Convert every line of the entries below into a Markdown table with the columns "Row" and "Line", numbering the rows in order. Omit blank lines and leave the pictures out of the answer.

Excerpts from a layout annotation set
-=-=-=-=-

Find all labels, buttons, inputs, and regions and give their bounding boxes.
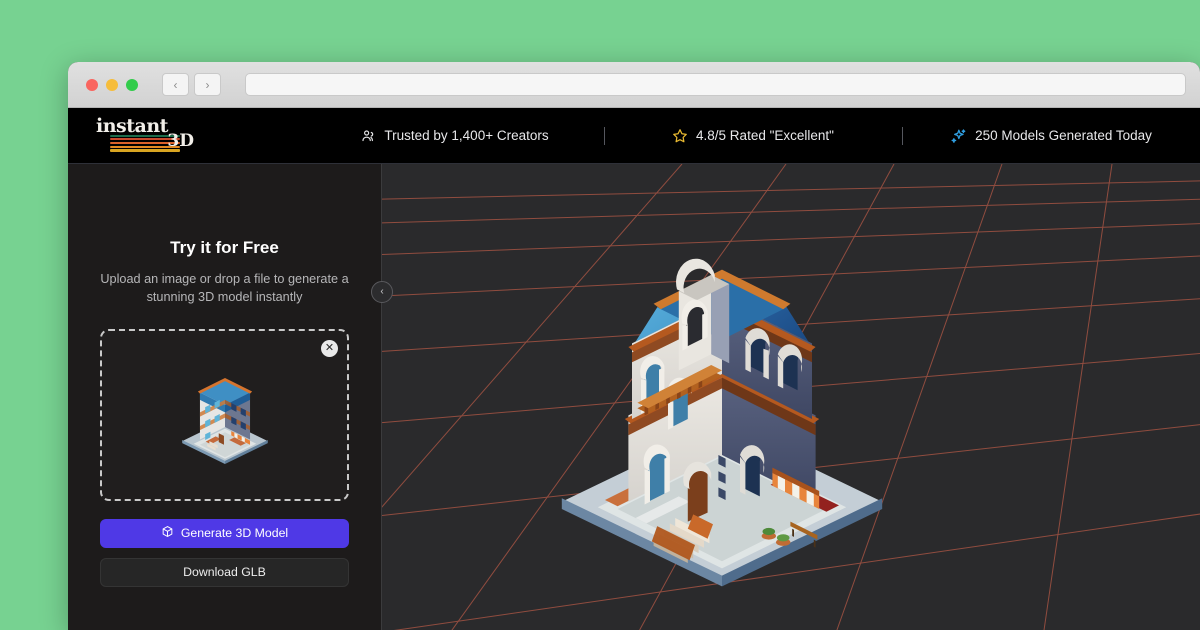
- uploaded-image-thumbnail: [172, 355, 278, 475]
- page-title: Try it for Free: [170, 238, 279, 257]
- site-header: instant 3D Trusted by 1,400+ Creators 4.…: [68, 108, 1200, 164]
- remove-image-button[interactable]: ✕: [321, 339, 338, 357]
- browser-toolbar: ‹ ›: [68, 62, 1200, 108]
- close-window-button[interactable]: [86, 78, 98, 91]
- generate-3d-model-button[interactable]: Generate 3D Model: [100, 518, 349, 548]
- upload-sidebar: Try it for Free Upload an image or drop …: [68, 164, 382, 630]
- browser-window: ‹ › instant 3D Trusted by 1,400+ Creator…: [68, 62, 1200, 630]
- minimize-window-button[interactable]: [106, 78, 118, 91]
- logo-suffix: 3D: [167, 130, 194, 151]
- navigation-buttons: ‹ ›: [162, 73, 221, 96]
- stat-trusted-creators: Trusted by 1,400+ Creators: [306, 128, 604, 143]
- address-bar[interactable]: [245, 73, 1186, 96]
- download-glb-button[interactable]: Download GLB: [100, 557, 349, 587]
- page-subtitle: Upload an image or drop a file to genera…: [100, 272, 349, 305]
- stat-rating: 4.8/5 Rated "Excellent": [604, 128, 902, 144]
- traffic-lights: [80, 78, 138, 91]
- header-stats: Trusted by 1,400+ Creators 4.8/5 Rated "…: [306, 127, 1200, 144]
- forward-button[interactable]: ›: [194, 73, 221, 96]
- chevron-left-icon: ‹: [380, 286, 384, 297]
- button-label: Download GLB: [183, 565, 266, 580]
- logo[interactable]: instant 3D: [68, 114, 306, 155]
- app-body: Try it for Free Upload an image or drop …: [68, 164, 1200, 630]
- button-label: Generate 3D Model: [180, 526, 289, 541]
- stat-models-today: 250 Models Generated Today: [902, 127, 1200, 144]
- collapse-sidebar-button[interactable]: ‹: [371, 281, 393, 303]
- sparkle-icon: [950, 127, 967, 144]
- cube-icon: [161, 525, 174, 541]
- model-viewport[interactable]: [382, 164, 1200, 630]
- logo-wordmark: instant: [96, 114, 168, 137]
- stat-label: 250 Models Generated Today: [975, 128, 1152, 143]
- generated-3d-model[interactable]: [542, 239, 902, 599]
- stat-label: Trusted by 1,400+ Creators: [384, 128, 549, 143]
- users-icon: [361, 128, 376, 143]
- logo-mark: instant 3D: [96, 114, 194, 155]
- file-dropzone[interactable]: ✕: [100, 328, 349, 501]
- stat-label: 4.8/5 Rated "Excellent": [696, 128, 834, 143]
- star-icon: [672, 128, 688, 144]
- maximize-window-button[interactable]: [126, 78, 138, 91]
- back-button[interactable]: ‹: [162, 73, 189, 96]
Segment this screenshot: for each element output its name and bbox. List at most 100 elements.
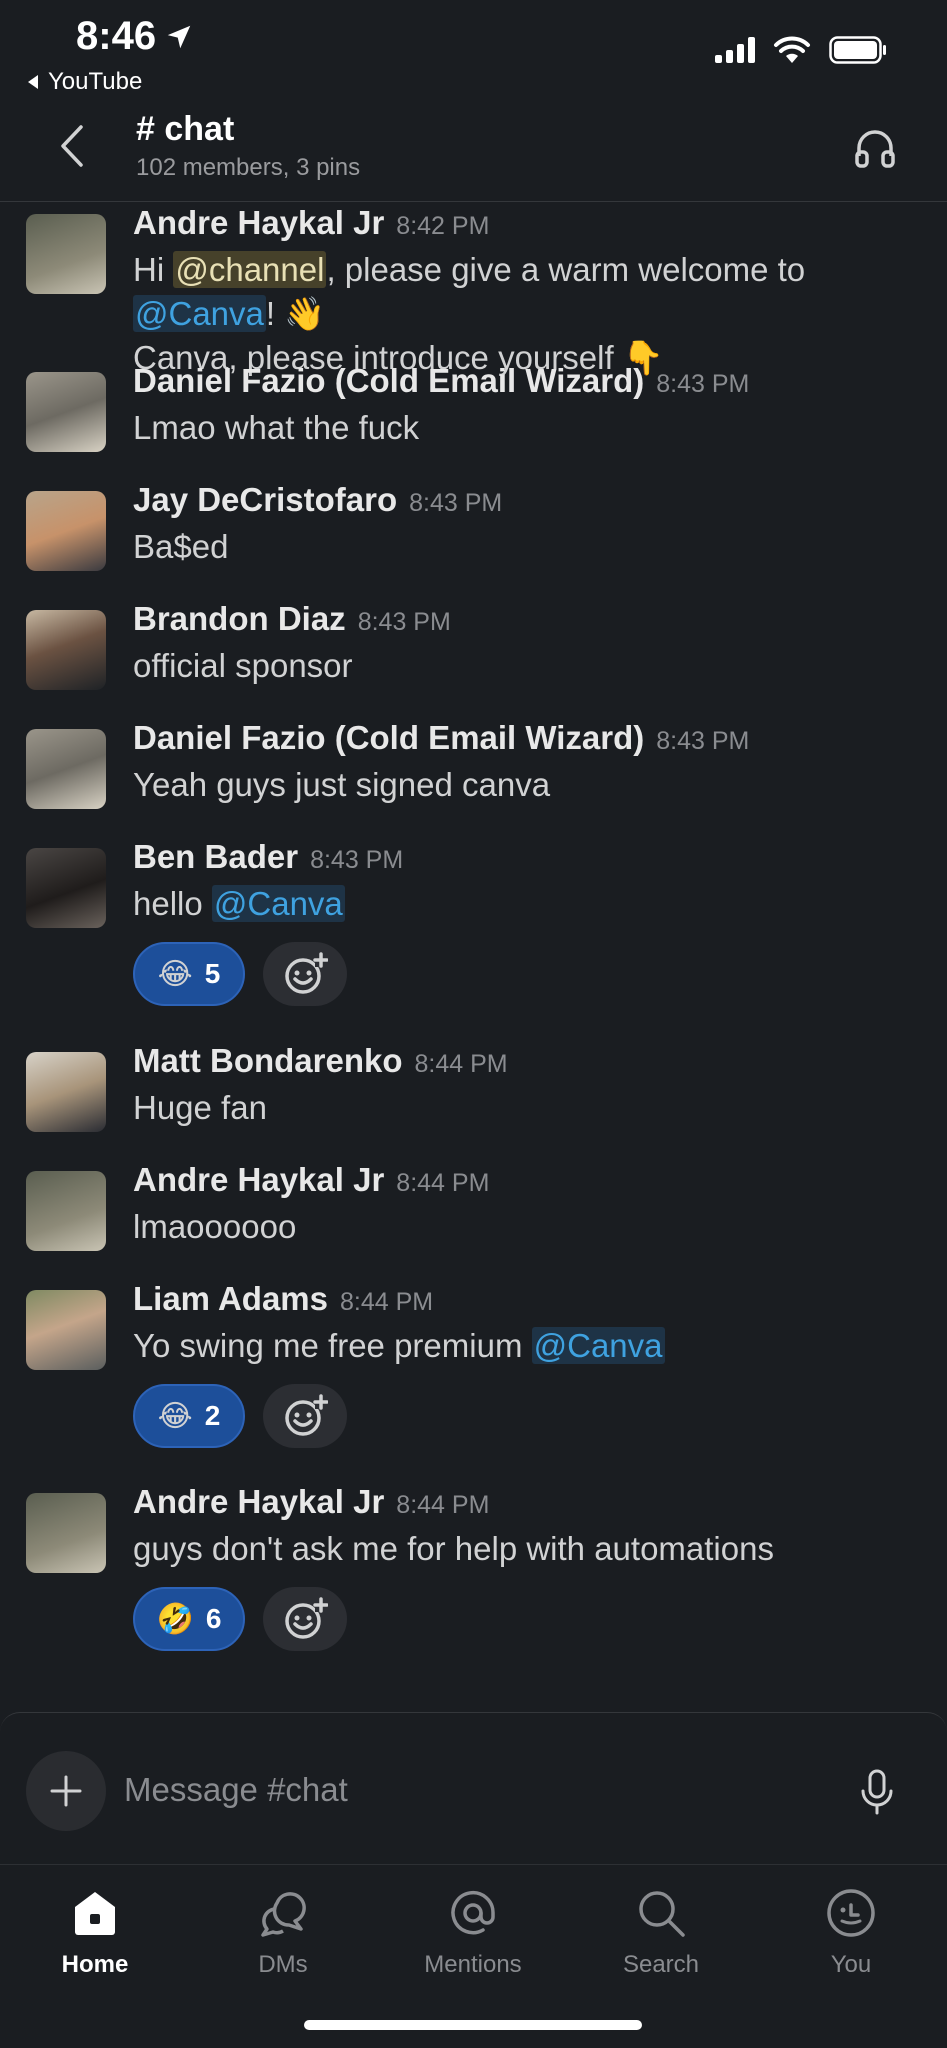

-=-=-=-=-

* **Full solution**:
| Row | Line |
|---|---|
| 1 | Find all labels, buttons, inputs, and regions and give their bounding boxes. |
| 2 | - uploaded-image-thumbnail: [172, 355, 278, 475] |
| 3 | - page-title: Try it for Free: [170, 238, 279, 257] |
| 4 | - site-header: instant 3D Trusted by 1,400+ Creators 4.…: [68, 108, 1200, 164] |
| 5 | - remove-image-button[interactable]: ✕: [321, 339, 338, 357] |
| 6 | - browser-toolbar: ‹ ›: [68, 62, 1200, 108] |
| 7 | - close-window-button[interactable]: [86, 78, 98, 91] |
| 8 | - generate-3d-model-button[interactable]: Generate 3D Model: [100, 518, 349, 548] |
| 9 | - upload-sidebar: Try it for Free Upload an image or drop …: [68, 164, 382, 630] |
| 10 | - browser-window: ‹ › instant 3D Trusted by 1,400+ Creator…: [68, 62, 1200, 630] |
| 11 | - minimize-window-button[interactable]: [106, 78, 118, 91] |
| 12 | - logo-suffix: 3D: [167, 130, 194, 151] |
| 13 | - navigation-buttons: ‹ ›: [162, 73, 221, 96] |
| 14 | - stat-trusted-creators: Trusted by 1,400+ Creators: [306, 128, 604, 143] |
| 15 | - address-bar[interactable]: [245, 73, 1186, 96] |
| 16 | - download-glb-button[interactable]: Download GLB: [100, 557, 349, 587] |
| 17 | - page-subtitle: Upload an image or drop a file to genera…: [100, 272, 349, 305] |
| 18 | - stat-rating: 4.8/5 Rated "Excellent": [604, 128, 902, 144] |
| 19 | - traffic-lights: [80, 78, 138, 91] |
| 20 | - header-stats: Trusted by 1,400+ Creators 4.8/5 Rated "…: [306, 127, 1200, 144] |
| 21 | - forward-button[interactable]: ›: [194, 73, 221, 96] |
| 22 | - chevron-left-icon: ‹: [380, 286, 384, 297] |
| 23 | - button-label: Download GLB: [183, 565, 266, 580] |
| 24 | - logo[interactable]: instant 3D: [68, 114, 306, 155] |
| 25 | - app-body: Try it for Free Upload an image or drop …: [68, 164, 1200, 630] |
| 26 | - button-label: Generate 3D Model: [180, 526, 289, 541] |
| 27 | - stat-models-today: 250 Models Generated Today: [902, 127, 1200, 144] |
| 28 | - collapse-sidebar-button[interactable]: ‹: [371, 281, 393, 303] |
| 29 | - sparkle-icon: [950, 127, 967, 144] |
| 30 | - cube-icon: [161, 525, 174, 541] |
| 31 | - model-viewport[interactable]: [382, 164, 1200, 630] |
| 32 | - logo-wordmark: instant: [96, 114, 168, 137] |
| 33 | - stat-label: 250 Models Generated Today: [975, 128, 1152, 143] |
| 34 | - generated-3d-model[interactable]: [542, 239, 902, 599] |
| 35 | - stat-label: Trusted by 1,400+ Creators: [384, 128, 549, 143] |
| 36 | - users-icon: [361, 128, 376, 143] |
| 37 | - logo-mark: instant 3D: [96, 114, 194, 155] |
| 38 | - file-dropzone[interactable]: ✕: [100, 328, 349, 501] |
| 39 | - stat-label: 4.8/5 Rated "Excellent": [696, 128, 834, 143] |
| 40 | - star-icon: [672, 128, 688, 144] |
| 41 | - maximize-window-button[interactable]: [126, 78, 138, 91] |
| 42 | - back-button[interactable]: ‹: [162, 73, 189, 96] |
| 43 | Segment this screenshot: for each element output its name and bbox. List at most 100 elements. |